• RAW RECORDS:

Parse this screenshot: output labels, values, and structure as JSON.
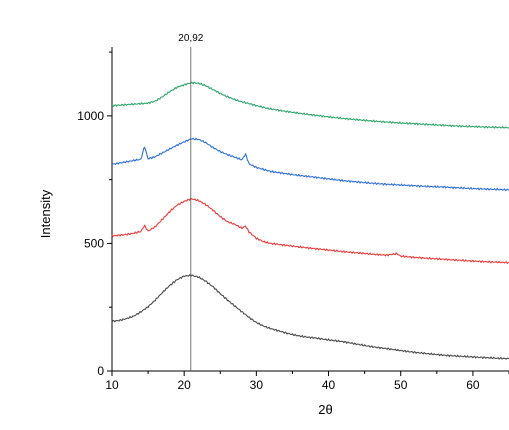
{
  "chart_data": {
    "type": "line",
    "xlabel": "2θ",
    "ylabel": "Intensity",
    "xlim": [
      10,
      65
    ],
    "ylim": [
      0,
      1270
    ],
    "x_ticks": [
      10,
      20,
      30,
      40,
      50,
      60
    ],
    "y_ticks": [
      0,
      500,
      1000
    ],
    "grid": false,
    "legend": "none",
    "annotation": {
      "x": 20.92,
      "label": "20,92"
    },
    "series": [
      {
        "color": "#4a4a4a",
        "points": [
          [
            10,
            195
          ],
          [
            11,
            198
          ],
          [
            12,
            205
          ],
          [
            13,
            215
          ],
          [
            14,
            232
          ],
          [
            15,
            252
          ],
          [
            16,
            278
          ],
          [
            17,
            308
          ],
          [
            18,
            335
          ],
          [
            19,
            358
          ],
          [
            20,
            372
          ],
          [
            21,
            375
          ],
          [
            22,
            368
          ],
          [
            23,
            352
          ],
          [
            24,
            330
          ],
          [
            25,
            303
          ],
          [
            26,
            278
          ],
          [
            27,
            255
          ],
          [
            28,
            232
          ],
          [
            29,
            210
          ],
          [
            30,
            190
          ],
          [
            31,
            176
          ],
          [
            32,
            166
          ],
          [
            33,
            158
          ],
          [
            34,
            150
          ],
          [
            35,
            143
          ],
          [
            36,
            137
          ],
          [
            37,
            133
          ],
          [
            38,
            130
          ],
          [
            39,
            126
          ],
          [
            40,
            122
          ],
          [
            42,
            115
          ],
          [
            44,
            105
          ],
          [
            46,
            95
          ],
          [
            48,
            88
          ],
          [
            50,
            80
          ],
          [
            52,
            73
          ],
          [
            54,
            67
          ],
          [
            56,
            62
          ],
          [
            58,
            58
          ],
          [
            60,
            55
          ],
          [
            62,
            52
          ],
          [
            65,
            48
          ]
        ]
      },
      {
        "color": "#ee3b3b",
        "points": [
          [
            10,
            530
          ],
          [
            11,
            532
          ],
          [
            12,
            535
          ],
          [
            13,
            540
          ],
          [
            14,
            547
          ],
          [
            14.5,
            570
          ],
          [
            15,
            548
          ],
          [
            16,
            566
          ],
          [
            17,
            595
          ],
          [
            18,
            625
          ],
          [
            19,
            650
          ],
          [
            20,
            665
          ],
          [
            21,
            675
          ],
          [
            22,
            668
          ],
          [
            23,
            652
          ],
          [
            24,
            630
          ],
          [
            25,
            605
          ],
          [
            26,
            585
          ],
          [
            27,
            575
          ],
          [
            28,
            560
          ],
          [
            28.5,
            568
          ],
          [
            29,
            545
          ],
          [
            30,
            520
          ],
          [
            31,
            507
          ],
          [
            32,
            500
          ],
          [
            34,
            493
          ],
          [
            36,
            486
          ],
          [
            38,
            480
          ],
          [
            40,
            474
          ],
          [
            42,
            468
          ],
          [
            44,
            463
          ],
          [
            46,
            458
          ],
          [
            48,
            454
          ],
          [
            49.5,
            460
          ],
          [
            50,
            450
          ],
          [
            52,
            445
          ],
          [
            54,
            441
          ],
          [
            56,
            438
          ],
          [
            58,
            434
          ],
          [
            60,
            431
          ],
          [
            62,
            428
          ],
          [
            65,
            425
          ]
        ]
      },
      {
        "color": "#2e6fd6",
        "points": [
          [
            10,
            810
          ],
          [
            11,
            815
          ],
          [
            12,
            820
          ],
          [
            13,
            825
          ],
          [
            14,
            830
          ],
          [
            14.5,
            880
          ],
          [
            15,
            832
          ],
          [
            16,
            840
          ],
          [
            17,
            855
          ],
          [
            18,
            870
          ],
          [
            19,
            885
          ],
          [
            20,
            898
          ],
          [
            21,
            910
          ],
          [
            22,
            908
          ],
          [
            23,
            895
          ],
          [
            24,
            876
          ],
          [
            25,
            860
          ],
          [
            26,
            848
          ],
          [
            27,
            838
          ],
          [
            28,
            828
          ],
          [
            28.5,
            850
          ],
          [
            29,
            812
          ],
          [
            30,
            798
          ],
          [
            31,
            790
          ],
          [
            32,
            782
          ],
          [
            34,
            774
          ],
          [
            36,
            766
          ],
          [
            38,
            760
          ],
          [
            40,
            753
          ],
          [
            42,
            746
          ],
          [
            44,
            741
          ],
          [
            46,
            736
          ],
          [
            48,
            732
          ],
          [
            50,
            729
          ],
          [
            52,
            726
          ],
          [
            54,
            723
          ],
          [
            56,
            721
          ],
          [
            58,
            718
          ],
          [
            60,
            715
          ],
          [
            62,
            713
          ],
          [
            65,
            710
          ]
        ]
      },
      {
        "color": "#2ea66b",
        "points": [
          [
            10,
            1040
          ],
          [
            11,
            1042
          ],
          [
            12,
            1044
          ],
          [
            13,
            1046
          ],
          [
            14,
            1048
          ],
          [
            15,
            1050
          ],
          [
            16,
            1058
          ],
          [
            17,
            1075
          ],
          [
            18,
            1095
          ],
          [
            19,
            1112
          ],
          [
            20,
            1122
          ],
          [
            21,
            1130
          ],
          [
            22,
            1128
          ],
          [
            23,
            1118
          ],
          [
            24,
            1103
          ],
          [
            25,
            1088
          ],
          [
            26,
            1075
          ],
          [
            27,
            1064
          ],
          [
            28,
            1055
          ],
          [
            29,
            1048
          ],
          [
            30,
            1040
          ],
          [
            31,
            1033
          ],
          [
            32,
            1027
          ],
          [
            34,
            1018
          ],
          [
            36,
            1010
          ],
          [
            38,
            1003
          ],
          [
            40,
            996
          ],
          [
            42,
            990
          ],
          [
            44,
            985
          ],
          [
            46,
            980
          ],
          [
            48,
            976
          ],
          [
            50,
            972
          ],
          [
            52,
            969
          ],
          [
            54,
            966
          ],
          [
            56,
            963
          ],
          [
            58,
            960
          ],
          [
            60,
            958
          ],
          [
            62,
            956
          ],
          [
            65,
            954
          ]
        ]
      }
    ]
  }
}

• DIRECTION: Return the listing above unchanged, apart from dropping its pictures.

• RESULT OF THIS EXERCISE:
Parse this screenshot: output labels, values, and structure as JSON.
{
  "chart_data": {
    "type": "line",
    "xlabel": "2θ",
    "ylabel": "Intensity",
    "xlim": [
      10,
      65
    ],
    "ylim": [
      0,
      1270
    ],
    "x_ticks": [
      10,
      20,
      30,
      40,
      50,
      60
    ],
    "y_ticks": [
      0,
      500,
      1000
    ],
    "grid": false,
    "legend": "none",
    "annotation": {
      "x": 20.92,
      "label": "20,92"
    },
    "series": [
      {
        "color": "#4a4a4a",
        "points": [
          [
            10,
            195
          ],
          [
            11,
            198
          ],
          [
            12,
            205
          ],
          [
            13,
            215
          ],
          [
            14,
            232
          ],
          [
            15,
            252
          ],
          [
            16,
            278
          ],
          [
            17,
            308
          ],
          [
            18,
            335
          ],
          [
            19,
            358
          ],
          [
            20,
            372
          ],
          [
            21,
            375
          ],
          [
            22,
            368
          ],
          [
            23,
            352
          ],
          [
            24,
            330
          ],
          [
            25,
            303
          ],
          [
            26,
            278
          ],
          [
            27,
            255
          ],
          [
            28,
            232
          ],
          [
            29,
            210
          ],
          [
            30,
            190
          ],
          [
            31,
            176
          ],
          [
            32,
            166
          ],
          [
            33,
            158
          ],
          [
            34,
            150
          ],
          [
            35,
            143
          ],
          [
            36,
            137
          ],
          [
            37,
            133
          ],
          [
            38,
            130
          ],
          [
            39,
            126
          ],
          [
            40,
            122
          ],
          [
            42,
            115
          ],
          [
            44,
            105
          ],
          [
            46,
            95
          ],
          [
            48,
            88
          ],
          [
            50,
            80
          ],
          [
            52,
            73
          ],
          [
            54,
            67
          ],
          [
            56,
            62
          ],
          [
            58,
            58
          ],
          [
            60,
            55
          ],
          [
            62,
            52
          ],
          [
            65,
            48
          ]
        ]
      },
      {
        "color": "#ee3b3b",
        "points": [
          [
            10,
            530
          ],
          [
            11,
            532
          ],
          [
            12,
            535
          ],
          [
            13,
            540
          ],
          [
            14,
            547
          ],
          [
            14.5,
            570
          ],
          [
            15,
            548
          ],
          [
            16,
            566
          ],
          [
            17,
            595
          ],
          [
            18,
            625
          ],
          [
            19,
            650
          ],
          [
            20,
            665
          ],
          [
            21,
            675
          ],
          [
            22,
            668
          ],
          [
            23,
            652
          ],
          [
            24,
            630
          ],
          [
            25,
            605
          ],
          [
            26,
            585
          ],
          [
            27,
            575
          ],
          [
            28,
            560
          ],
          [
            28.5,
            568
          ],
          [
            29,
            545
          ],
          [
            30,
            520
          ],
          [
            31,
            507
          ],
          [
            32,
            500
          ],
          [
            34,
            493
          ],
          [
            36,
            486
          ],
          [
            38,
            480
          ],
          [
            40,
            474
          ],
          [
            42,
            468
          ],
          [
            44,
            463
          ],
          [
            46,
            458
          ],
          [
            48,
            454
          ],
          [
            49.5,
            460
          ],
          [
            50,
            450
          ],
          [
            52,
            445
          ],
          [
            54,
            441
          ],
          [
            56,
            438
          ],
          [
            58,
            434
          ],
          [
            60,
            431
          ],
          [
            62,
            428
          ],
          [
            65,
            425
          ]
        ]
      },
      {
        "color": "#2e6fd6",
        "points": [
          [
            10,
            810
          ],
          [
            11,
            815
          ],
          [
            12,
            820
          ],
          [
            13,
            825
          ],
          [
            14,
            830
          ],
          [
            14.5,
            880
          ],
          [
            15,
            832
          ],
          [
            16,
            840
          ],
          [
            17,
            855
          ],
          [
            18,
            870
          ],
          [
            19,
            885
          ],
          [
            20,
            898
          ],
          [
            21,
            910
          ],
          [
            22,
            908
          ],
          [
            23,
            895
          ],
          [
            24,
            876
          ],
          [
            25,
            860
          ],
          [
            26,
            848
          ],
          [
            27,
            838
          ],
          [
            28,
            828
          ],
          [
            28.5,
            850
          ],
          [
            29,
            812
          ],
          [
            30,
            798
          ],
          [
            31,
            790
          ],
          [
            32,
            782
          ],
          [
            34,
            774
          ],
          [
            36,
            766
          ],
          [
            38,
            760
          ],
          [
            40,
            753
          ],
          [
            42,
            746
          ],
          [
            44,
            741
          ],
          [
            46,
            736
          ],
          [
            48,
            732
          ],
          [
            50,
            729
          ],
          [
            52,
            726
          ],
          [
            54,
            723
          ],
          [
            56,
            721
          ],
          [
            58,
            718
          ],
          [
            60,
            715
          ],
          [
            62,
            713
          ],
          [
            65,
            710
          ]
        ]
      },
      {
        "color": "#2ea66b",
        "points": [
          [
            10,
            1040
          ],
          [
            11,
            1042
          ],
          [
            12,
            1044
          ],
          [
            13,
            1046
          ],
          [
            14,
            1048
          ],
          [
            15,
            1050
          ],
          [
            16,
            1058
          ],
          [
            17,
            1075
          ],
          [
            18,
            1095
          ],
          [
            19,
            1112
          ],
          [
            20,
            1122
          ],
          [
            21,
            1130
          ],
          [
            22,
            1128
          ],
          [
            23,
            1118
          ],
          [
            24,
            1103
          ],
          [
            25,
            1088
          ],
          [
            26,
            1075
          ],
          [
            27,
            1064
          ],
          [
            28,
            1055
          ],
          [
            29,
            1048
          ],
          [
            30,
            1040
          ],
          [
            31,
            1033
          ],
          [
            32,
            1027
          ],
          [
            34,
            1018
          ],
          [
            36,
            1010
          ],
          [
            38,
            1003
          ],
          [
            40,
            996
          ],
          [
            42,
            990
          ],
          [
            44,
            985
          ],
          [
            46,
            980
          ],
          [
            48,
            976
          ],
          [
            50,
            972
          ],
          [
            52,
            969
          ],
          [
            54,
            966
          ],
          [
            56,
            963
          ],
          [
            58,
            960
          ],
          [
            60,
            958
          ],
          [
            62,
            956
          ],
          [
            65,
            954
          ]
        ]
      }
    ]
  }
}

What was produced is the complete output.